# [Exercise prompt]
What lines of the data include the string "nanoparticle"? Copy them all.

# [Dataset]
· · · · ·

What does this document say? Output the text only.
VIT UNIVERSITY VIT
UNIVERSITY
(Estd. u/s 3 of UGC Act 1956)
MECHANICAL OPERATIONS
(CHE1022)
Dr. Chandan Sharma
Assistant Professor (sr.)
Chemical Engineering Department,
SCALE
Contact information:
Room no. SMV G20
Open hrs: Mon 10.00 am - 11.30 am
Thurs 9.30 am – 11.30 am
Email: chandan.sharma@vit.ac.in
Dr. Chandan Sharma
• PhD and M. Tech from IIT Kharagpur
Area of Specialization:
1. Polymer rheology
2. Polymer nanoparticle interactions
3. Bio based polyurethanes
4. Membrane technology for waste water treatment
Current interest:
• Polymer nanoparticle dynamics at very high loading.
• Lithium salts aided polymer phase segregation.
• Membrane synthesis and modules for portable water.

· · · · ·

# [Task response]
2. Polymer nanoparticle interactions
• Polymer nanoparticle dynamics at very high loading.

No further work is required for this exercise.